• STORED DATA
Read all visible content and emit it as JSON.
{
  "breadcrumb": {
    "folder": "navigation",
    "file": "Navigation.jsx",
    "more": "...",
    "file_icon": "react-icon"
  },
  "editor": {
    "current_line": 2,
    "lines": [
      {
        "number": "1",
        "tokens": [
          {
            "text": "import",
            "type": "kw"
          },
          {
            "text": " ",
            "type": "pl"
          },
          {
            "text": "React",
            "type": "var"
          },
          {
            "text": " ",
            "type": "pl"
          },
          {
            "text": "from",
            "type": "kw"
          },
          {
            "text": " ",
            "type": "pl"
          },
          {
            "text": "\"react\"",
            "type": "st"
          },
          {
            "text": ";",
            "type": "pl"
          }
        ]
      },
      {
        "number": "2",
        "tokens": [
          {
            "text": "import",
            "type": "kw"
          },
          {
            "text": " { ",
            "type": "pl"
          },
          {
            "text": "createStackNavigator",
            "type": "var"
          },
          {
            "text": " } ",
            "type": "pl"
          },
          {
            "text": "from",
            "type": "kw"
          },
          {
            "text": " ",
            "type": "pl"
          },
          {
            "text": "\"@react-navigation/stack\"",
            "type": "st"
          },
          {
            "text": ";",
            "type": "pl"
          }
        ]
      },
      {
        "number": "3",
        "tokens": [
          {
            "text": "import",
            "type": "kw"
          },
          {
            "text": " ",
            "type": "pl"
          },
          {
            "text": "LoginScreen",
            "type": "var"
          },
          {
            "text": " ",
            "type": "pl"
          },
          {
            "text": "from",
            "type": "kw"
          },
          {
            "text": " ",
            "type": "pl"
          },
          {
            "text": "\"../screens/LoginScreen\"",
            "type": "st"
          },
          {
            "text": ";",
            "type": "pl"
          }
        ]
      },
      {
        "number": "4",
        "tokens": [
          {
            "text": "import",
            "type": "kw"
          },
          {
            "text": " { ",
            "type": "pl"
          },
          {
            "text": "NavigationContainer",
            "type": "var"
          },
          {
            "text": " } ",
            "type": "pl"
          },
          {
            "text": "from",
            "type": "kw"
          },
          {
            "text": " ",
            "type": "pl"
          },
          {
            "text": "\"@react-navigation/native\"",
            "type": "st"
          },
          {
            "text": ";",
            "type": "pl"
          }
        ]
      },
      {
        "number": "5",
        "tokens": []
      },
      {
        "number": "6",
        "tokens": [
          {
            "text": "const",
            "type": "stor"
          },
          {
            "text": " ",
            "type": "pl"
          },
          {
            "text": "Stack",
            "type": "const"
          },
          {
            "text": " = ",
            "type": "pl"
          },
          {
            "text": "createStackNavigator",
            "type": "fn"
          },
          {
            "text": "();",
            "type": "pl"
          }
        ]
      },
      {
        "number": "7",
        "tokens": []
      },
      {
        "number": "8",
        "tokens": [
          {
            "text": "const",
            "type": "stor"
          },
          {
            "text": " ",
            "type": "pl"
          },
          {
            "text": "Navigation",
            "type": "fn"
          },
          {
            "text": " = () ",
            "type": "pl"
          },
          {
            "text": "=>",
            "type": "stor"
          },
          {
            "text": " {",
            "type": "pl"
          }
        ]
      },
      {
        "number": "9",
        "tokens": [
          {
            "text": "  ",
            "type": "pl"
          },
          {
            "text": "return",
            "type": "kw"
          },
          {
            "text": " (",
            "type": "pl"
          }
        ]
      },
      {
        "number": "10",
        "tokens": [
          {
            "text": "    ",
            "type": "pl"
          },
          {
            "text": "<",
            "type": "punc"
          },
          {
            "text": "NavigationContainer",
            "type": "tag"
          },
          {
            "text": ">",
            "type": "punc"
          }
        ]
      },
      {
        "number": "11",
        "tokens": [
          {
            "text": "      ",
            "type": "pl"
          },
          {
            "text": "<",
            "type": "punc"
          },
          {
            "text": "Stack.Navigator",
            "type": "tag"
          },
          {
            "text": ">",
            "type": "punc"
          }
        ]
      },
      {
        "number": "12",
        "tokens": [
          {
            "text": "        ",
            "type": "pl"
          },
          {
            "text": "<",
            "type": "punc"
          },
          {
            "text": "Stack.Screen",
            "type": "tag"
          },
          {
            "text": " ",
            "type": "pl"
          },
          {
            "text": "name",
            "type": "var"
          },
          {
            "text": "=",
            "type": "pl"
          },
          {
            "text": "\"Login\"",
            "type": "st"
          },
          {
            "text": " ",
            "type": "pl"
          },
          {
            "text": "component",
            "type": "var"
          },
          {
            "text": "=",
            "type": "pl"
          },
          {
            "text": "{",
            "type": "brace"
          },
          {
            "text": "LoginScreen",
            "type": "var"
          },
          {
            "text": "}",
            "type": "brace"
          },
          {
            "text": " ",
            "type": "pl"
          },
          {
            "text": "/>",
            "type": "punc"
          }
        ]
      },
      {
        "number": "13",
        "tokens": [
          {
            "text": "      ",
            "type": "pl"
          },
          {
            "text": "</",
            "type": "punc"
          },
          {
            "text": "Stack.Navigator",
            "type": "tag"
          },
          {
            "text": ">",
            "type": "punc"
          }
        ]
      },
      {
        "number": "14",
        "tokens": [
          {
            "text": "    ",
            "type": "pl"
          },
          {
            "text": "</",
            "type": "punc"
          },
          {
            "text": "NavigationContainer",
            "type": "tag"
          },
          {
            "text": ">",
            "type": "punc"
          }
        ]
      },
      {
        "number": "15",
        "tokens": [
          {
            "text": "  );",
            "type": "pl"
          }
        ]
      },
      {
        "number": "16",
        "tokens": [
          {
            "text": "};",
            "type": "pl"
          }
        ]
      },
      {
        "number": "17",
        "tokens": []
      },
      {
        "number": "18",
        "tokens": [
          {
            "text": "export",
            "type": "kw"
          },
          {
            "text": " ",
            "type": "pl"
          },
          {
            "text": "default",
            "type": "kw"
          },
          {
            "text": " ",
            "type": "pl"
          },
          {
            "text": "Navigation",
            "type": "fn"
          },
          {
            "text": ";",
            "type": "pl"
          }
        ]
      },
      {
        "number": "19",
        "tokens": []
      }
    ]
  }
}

• SHORT TASK
Emit the records above again, exactly, with no line skipped.

• SOLUTION BELOW
Read all visible content and emit it as JSON.
{
  "breadcrumb": {
    "folder": "navigation",
    "file": "Navigation.jsx",
    "more": "...",
    "file_icon": "react-icon"
  },
  "editor": {
    "current_line": 2,
    "lines": [
      {
        "number": "1",
        "tokens": [
          {
            "text": "import",
            "type": "kw"
          },
          {
            "text": " ",
            "type": "pl"
          },
          {
            "text": "React",
            "type": "var"
          },
          {
            "text": " ",
            "type": "pl"
          },
          {
            "text": "from",
            "type": "kw"
          },
          {
            "text": " ",
            "type": "pl"
          },
          {
            "text": "\"react\"",
            "type": "st"
          },
          {
            "text": ";",
            "type": "pl"
          }
        ]
      },
      {
        "number": "2",
        "tokens": [
          {
            "text": "import",
            "type": "kw"
          },
          {
            "text": " { ",
            "type": "pl"
          },
          {
            "text": "createStackNavigator",
            "type": "var"
          },
          {
            "text": " } ",
            "type": "pl"
          },
          {
            "text": "from",
            "type": "kw"
          },
          {
            "text": " ",
            "type": "pl"
          },
          {
            "text": "\"@react-navigation/stack\"",
            "type": "st"
          },
          {
            "text": ";",
            "type": "pl"
          }
        ]
      },
      {
        "number": "3",
        "tokens": [
          {
            "text": "import",
            "type": "kw"
          },
          {
            "text": " ",
            "type": "pl"
          },
          {
            "text": "LoginScreen",
            "type": "var"
          },
          {
            "text": " ",
            "type": "pl"
          },
          {
            "text": "from",
            "type": "kw"
          },
          {
            "text": " ",
            "type": "pl"
          },
          {
            "text": "\"../screens/LoginScreen\"",
            "type": "st"
          },
          {
            "text": ";",
            "type": "pl"
          }
        ]
      },
      {
        "number": "4",
        "tokens": [
          {
            "text": "import",
            "type": "kw"
          },
          {
            "text": " { ",
            "type": "pl"
          },
          {
            "text": "NavigationContainer",
            "type": "var"
          },
          {
            "text": " } ",
            "type": "pl"
          },
          {
            "text": "from",
            "type": "kw"
          },
          {
            "text": " ",
            "type": "pl"
          },
          {
            "text": "\"@react-navigation/native\"",
            "type": "st"
          },
          {
            "text": ";",
            "type": "pl"
          }
        ]
      },
      {
        "number": "5",
        "tokens": []
      },
      {
        "number": "6",
        "tokens": [
          {
            "text": "const",
            "type": "stor"
          },
          {
            "text": " ",
            "type": "pl"
          },
          {
            "text": "Stack",
            "type": "const"
          },
          {
            "text": " = ",
            "type": "pl"
          },
          {
            "text": "createStackNavigator",
            "type": "fn"
          },
          {
            "text": "();",
            "type": "pl"
          }
        ]
      },
      {
        "number": "7",
        "tokens": []
      },
      {
        "number": "8",
        "tokens": [
          {
            "text": "const",
            "type": "stor"
          },
          {
            "text": " ",
            "type": "pl"
          },
          {
            "text": "Navigation",
            "type": "fn"
          },
          {
            "text": " = () ",
            "type": "pl"
          },
          {
            "text": "=>",
            "type": "stor"
          },
          {
            "text": " {",
            "type": "pl"
          }
        ]
      },
      {
        "number": "9",
        "tokens": [
          {
            "text": "  ",
            "type": "pl"
          },
          {
            "text": "return",
            "type": "kw"
          },
          {
            "text": " (",
            "type": "pl"
          }
        ]
      },
      {
        "number": "10",
        "tokens": [
          {
            "text": "    ",
            "type": "pl"
          },
          {
            "text": "<",
            "type": "punc"
          },
          {
            "text": "NavigationContainer",
            "type": "tag"
          },
          {
            "text": ">",
            "type": "punc"
          }
        ]
      },
      {
        "number": "11",
        "tokens": [
          {
            "text": "      ",
            "type": "pl"
          },
          {
            "text": "<",
            "type": "punc"
          },
          {
            "text": "Stack.Navigator",
            "type": "tag"
          },
          {
            "text": ">",
            "type": "punc"
          }
        ]
      },
      {
        "number": "12",
        "tokens": [
          {
            "text": "        ",
            "type": "pl"
          },
          {
            "text": "<",
            "type": "punc"
          },
          {
            "text": "Stack.Screen",
            "type": "tag"
          },
          {
            "text": " ",
            "type": "pl"
          },
          {
            "text": "name",
            "type": "var"
          },
          {
            "text": "=",
            "type": "pl"
          },
          {
            "text": "\"Login\"",
            "type": "st"
          },
          {
            "text": " ",
            "type": "pl"
          },
          {
            "text": "component",
            "type": "var"
          },
          {
            "text": "=",
            "type": "pl"
          },
          {
            "text": "{",
            "type": "brace"
          },
          {
            "text": "LoginScreen",
            "type": "var"
          },
          {
            "text": "}",
            "type": "brace"
          },
          {
            "text": " ",
            "type": "pl"
          },
          {
            "text": "/>",
            "type": "punc"
          }
        ]
      },
      {
        "number": "13",
        "tokens": [
          {
            "text": "      ",
            "type": "pl"
          },
          {
            "text": "</",
            "type": "punc"
          },
          {
            "text": "Stack.Navigator",
            "type": "tag"
          },
          {
            "text": ">",
            "type": "punc"
          }
        ]
      },
      {
        "number": "14",
        "tokens": [
          {
            "text": "    ",
            "type": "pl"
          },
          {
            "text": "</",
            "type": "punc"
          },
          {
            "text": "NavigationContainer",
            "type": "tag"
          },
          {
            "text": ">",
            "type": "punc"
          }
        ]
      },
      {
        "number": "15",
        "tokens": [
          {
            "text": "  );",
            "type": "pl"
          }
        ]
      },
      {
        "number": "16",
        "tokens": [
          {
            "text": "};",
            "type": "pl"
          }
        ]
      },
      {
        "number": "17",
        "tokens": []
      },
      {
        "number": "18",
        "tokens": [
          {
            "text": "export",
            "type": "kw"
          },
          {
            "text": " ",
            "type": "pl"
          },
          {
            "text": "default",
            "type": "kw"
          },
          {
            "text": " ",
            "type": "pl"
          },
          {
            "text": "Navigation",
            "type": "fn"
          },
          {
            "text": ";",
            "type": "pl"
          }
        ]
      },
      {
        "number": "19",
        "tokens": []
      }
    ]
  }
}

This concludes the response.